Below is a listing; reproduce each line of it exactly.

Exercise materials:
>>>
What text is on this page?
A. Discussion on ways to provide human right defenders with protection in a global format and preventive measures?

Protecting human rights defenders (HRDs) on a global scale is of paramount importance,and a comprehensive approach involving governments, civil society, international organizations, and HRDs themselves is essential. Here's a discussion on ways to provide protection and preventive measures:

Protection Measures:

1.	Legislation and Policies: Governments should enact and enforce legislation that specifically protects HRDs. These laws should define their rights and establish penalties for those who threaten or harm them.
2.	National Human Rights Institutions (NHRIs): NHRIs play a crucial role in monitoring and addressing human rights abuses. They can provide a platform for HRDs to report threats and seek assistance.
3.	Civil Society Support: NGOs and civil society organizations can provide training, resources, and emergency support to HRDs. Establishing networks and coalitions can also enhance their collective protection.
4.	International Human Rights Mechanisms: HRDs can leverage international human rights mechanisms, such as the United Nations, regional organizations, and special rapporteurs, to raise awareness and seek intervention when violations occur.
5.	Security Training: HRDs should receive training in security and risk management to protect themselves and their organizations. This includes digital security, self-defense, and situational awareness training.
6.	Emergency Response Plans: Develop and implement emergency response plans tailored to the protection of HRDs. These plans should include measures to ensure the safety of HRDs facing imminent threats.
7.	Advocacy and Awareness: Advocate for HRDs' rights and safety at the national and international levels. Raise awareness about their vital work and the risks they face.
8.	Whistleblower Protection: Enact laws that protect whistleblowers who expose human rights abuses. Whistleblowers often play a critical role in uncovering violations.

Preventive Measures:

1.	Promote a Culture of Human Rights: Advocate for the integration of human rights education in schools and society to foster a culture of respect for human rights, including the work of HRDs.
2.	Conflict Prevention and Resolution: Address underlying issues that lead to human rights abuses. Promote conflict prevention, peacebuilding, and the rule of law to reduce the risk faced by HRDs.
<<<
Result of the exercise:
What text is on this page?
A. Discussion on ways to provide human right defenders with protection in a global format and preventive measures?

Protecting human rights defenders (HRDs) on a global scale is of paramount importance,and a comprehensive approach involving governments, civil society, international organizations, and HRDs themselves is essential. Here's a discussion on ways to provide protection and preventive measures:

Protection Measures:

1.	Legislation and Policies: Governments should enact and enforce legislation that specifically protects HRDs. These laws should define their rights and establish penalties for those who threaten or harm them.
2.	National Human Rights Institutions (NHRIs): NHRIs play a crucial role in monitoring and addressing human rights abuses. They can provide a platform for HRDs to report threats and seek assistance.
3.	Civil Society Support: NGOs and civil society organizations can provide training, resources, and emergency support to HRDs. Establishing networks and coalitions can also enhance their collective protection.
4.	International Human Rights Mechanisms: HRDs can leverage international human rights mechanisms, such as the United Nations, regional organizations, and special rapporteurs, to raise awareness and seek intervention when violations occur.
5.	Security Training: HRDs should receive training in security and risk management to protect themselves and their organizations. This includes digital security, self-defense, and situational awareness training.
6.	Emergency Response Plans: Develop and implement emergency response plans tailored to the protection of HRDs. These plans should include measures to ensure the safety of HRDs facing imminent threats.
7.	Advocacy and Awareness: Advocate for HRDs' rights and safety at the national and international levels. Raise awareness about their vital work and the risks they face.
8.	Whistleblower Protection: Enact laws that protect whistleblowers who expose human rights abuses. Whistleblowers often play a critical role in uncovering violations.

Preventive Measures:

1.	Promote a Culture of Human Rights: Advocate for the integration of human rights education in schools and society to foster a culture of respect for human rights, including the work of HRDs.
2.	Conflict Prevention and Resolution: Address underlying issues that lead to human rights abuses. Promote conflict prevention, peacebuilding, and the rule of law to reduce the risk faced by HRDs.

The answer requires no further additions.